-- START RECORDS FOR THE TASK --
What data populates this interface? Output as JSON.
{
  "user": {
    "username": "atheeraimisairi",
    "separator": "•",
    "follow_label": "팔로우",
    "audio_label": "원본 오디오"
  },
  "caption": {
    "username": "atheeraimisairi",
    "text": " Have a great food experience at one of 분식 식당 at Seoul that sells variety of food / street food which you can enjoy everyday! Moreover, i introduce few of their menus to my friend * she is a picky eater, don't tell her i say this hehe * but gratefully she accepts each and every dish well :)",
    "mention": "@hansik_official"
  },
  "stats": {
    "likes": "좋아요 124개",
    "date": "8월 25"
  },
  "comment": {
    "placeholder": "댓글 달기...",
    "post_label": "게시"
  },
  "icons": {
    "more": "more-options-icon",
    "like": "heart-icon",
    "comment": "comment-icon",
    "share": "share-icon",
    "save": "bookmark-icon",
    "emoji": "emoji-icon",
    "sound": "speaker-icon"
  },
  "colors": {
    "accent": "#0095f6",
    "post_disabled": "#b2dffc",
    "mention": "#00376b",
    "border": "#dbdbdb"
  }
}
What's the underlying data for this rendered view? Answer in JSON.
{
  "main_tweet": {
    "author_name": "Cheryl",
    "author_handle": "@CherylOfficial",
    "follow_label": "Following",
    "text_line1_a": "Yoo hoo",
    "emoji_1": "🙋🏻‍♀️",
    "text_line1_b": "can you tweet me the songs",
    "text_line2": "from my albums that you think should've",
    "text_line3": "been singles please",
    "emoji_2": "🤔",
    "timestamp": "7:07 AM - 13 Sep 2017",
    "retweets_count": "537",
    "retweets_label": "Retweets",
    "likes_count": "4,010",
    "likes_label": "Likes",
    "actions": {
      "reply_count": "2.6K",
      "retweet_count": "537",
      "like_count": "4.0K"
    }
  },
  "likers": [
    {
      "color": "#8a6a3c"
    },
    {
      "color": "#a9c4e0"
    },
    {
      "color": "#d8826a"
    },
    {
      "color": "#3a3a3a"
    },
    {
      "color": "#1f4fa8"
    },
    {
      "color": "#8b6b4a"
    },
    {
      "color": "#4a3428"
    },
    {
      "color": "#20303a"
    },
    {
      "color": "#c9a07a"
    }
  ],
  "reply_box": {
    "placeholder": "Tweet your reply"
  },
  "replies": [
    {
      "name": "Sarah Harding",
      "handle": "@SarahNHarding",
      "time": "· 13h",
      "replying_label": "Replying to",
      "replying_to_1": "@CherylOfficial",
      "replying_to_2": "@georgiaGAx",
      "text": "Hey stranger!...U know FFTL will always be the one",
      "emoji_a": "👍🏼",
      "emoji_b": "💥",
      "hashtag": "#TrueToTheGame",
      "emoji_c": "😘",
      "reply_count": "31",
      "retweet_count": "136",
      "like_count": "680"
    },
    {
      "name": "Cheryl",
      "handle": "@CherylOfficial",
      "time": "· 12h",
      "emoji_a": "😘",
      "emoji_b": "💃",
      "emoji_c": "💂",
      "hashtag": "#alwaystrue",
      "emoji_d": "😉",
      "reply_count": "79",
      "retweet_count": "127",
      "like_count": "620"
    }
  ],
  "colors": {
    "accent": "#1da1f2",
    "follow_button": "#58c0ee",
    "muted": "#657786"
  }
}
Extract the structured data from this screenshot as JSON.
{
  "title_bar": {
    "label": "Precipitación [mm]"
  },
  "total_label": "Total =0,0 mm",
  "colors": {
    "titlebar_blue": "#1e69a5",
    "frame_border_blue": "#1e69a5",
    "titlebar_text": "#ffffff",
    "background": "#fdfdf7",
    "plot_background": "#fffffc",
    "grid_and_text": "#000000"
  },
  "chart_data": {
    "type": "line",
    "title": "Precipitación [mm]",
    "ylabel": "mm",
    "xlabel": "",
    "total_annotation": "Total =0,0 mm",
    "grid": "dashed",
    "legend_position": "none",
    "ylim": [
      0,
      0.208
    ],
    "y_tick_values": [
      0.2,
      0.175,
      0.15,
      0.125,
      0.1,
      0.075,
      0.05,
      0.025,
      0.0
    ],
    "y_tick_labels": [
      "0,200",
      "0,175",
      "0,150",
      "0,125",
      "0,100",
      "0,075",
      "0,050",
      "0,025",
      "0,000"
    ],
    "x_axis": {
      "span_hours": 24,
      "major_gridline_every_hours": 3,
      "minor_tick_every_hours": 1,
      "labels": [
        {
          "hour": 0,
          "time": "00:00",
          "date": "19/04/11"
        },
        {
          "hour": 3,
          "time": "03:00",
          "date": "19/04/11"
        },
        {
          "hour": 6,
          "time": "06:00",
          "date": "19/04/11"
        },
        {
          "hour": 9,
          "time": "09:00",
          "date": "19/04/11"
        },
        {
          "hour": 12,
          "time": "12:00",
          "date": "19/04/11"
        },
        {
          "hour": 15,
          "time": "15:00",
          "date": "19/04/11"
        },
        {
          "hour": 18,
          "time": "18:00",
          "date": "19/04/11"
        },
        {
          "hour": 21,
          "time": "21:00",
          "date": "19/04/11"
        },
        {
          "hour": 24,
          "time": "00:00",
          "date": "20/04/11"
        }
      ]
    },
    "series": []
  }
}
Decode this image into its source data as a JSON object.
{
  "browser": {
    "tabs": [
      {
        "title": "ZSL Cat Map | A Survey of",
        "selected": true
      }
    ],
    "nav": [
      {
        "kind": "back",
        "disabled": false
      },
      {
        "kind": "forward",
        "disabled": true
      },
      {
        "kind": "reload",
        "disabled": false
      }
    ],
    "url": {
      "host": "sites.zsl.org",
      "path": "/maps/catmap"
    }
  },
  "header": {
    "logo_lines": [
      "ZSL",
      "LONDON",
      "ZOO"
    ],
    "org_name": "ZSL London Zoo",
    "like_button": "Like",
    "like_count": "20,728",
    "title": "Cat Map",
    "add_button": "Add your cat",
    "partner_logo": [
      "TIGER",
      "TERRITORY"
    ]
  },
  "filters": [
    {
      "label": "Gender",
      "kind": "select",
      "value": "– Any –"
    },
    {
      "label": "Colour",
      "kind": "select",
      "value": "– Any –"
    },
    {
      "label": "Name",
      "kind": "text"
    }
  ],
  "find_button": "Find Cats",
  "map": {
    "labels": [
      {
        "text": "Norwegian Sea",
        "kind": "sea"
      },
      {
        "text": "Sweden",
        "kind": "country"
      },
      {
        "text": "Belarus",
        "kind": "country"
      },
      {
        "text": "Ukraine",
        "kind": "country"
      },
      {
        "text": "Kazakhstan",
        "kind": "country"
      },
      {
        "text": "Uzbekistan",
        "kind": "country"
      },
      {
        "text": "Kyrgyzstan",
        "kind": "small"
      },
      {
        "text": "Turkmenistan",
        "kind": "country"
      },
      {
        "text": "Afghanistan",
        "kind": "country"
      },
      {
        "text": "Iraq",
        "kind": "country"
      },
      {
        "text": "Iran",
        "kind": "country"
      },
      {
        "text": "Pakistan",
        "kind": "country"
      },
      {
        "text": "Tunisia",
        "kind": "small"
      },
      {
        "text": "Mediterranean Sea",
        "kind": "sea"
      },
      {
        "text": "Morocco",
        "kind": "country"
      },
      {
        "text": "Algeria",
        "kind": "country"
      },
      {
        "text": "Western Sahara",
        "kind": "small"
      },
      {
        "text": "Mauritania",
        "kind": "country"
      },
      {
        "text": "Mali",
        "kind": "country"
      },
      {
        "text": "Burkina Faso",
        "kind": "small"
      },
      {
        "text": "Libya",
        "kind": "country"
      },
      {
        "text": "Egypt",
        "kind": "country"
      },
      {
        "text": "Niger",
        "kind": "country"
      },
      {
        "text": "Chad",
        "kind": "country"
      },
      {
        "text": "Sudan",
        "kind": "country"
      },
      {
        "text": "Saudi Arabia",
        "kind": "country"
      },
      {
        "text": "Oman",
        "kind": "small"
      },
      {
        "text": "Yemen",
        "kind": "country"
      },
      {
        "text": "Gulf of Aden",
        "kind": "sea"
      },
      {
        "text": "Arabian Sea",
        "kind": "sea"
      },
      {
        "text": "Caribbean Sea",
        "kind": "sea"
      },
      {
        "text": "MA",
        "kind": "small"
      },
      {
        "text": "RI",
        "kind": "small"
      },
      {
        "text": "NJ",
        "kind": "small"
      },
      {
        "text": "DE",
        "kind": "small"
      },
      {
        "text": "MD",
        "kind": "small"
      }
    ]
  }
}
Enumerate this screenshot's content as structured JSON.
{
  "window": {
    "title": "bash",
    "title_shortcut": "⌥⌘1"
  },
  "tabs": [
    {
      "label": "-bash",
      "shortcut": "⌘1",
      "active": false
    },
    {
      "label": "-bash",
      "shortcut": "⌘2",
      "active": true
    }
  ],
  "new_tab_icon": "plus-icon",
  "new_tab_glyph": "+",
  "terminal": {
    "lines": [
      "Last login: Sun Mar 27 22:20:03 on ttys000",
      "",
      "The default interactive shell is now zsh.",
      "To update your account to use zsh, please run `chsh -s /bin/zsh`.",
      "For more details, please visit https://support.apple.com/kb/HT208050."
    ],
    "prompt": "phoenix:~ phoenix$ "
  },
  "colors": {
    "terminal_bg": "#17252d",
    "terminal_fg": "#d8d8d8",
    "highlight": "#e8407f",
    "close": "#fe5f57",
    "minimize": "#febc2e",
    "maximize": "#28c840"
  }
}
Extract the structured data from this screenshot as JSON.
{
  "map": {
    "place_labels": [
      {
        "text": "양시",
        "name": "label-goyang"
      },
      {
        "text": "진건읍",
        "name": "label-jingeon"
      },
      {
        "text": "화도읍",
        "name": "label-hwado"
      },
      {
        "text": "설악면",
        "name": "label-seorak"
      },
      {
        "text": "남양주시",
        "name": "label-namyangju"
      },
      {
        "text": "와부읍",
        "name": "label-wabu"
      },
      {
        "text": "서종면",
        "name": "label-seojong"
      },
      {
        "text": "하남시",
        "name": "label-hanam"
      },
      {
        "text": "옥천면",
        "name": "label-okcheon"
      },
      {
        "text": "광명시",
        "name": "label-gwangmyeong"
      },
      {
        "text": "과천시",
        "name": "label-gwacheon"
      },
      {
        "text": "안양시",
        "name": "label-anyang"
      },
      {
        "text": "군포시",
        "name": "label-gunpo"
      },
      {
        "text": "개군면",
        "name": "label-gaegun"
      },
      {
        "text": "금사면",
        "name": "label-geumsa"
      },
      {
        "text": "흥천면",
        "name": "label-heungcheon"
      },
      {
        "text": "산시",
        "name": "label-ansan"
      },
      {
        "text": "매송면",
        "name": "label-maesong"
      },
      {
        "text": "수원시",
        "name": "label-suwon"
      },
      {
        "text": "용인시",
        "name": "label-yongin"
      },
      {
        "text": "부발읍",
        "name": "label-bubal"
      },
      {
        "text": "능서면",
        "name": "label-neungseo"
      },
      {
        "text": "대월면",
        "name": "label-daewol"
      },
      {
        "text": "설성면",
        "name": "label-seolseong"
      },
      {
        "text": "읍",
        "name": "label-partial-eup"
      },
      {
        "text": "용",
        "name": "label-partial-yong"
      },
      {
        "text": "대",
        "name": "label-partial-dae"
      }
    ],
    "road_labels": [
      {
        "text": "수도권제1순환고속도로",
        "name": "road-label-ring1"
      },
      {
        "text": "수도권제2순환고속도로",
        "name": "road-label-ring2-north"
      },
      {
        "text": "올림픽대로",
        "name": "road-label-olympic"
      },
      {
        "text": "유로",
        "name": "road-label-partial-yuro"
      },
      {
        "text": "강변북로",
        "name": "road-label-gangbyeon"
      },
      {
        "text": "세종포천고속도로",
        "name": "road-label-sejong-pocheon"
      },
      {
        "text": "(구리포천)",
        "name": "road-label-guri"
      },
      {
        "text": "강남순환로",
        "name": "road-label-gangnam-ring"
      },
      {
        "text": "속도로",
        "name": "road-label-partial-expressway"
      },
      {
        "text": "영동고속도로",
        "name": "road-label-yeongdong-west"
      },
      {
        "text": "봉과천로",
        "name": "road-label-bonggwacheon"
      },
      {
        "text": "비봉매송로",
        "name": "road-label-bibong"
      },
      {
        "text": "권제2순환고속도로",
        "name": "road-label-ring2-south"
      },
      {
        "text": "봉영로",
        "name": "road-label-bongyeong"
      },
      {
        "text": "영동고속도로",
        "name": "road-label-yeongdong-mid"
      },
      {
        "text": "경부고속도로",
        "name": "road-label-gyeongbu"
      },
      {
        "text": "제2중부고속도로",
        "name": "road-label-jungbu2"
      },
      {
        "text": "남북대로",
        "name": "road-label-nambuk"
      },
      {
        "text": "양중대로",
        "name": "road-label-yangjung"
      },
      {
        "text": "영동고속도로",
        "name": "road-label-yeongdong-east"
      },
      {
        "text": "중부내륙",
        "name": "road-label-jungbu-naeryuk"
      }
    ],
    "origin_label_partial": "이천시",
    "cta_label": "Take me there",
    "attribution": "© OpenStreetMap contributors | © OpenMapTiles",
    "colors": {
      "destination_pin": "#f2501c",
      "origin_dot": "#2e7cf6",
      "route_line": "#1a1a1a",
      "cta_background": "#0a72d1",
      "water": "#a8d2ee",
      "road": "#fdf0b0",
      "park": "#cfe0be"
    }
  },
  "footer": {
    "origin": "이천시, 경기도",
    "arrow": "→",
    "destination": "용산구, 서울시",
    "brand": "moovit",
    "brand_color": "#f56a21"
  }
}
-- END RECORDS FOR THE TASK --
### JOB
Among the records above, find each line holding the string "What" and pull it out.

### OUTPUT
What data populates this interface? Output as JSON.
What's the underlying data for this rendered view? Answer in JSON.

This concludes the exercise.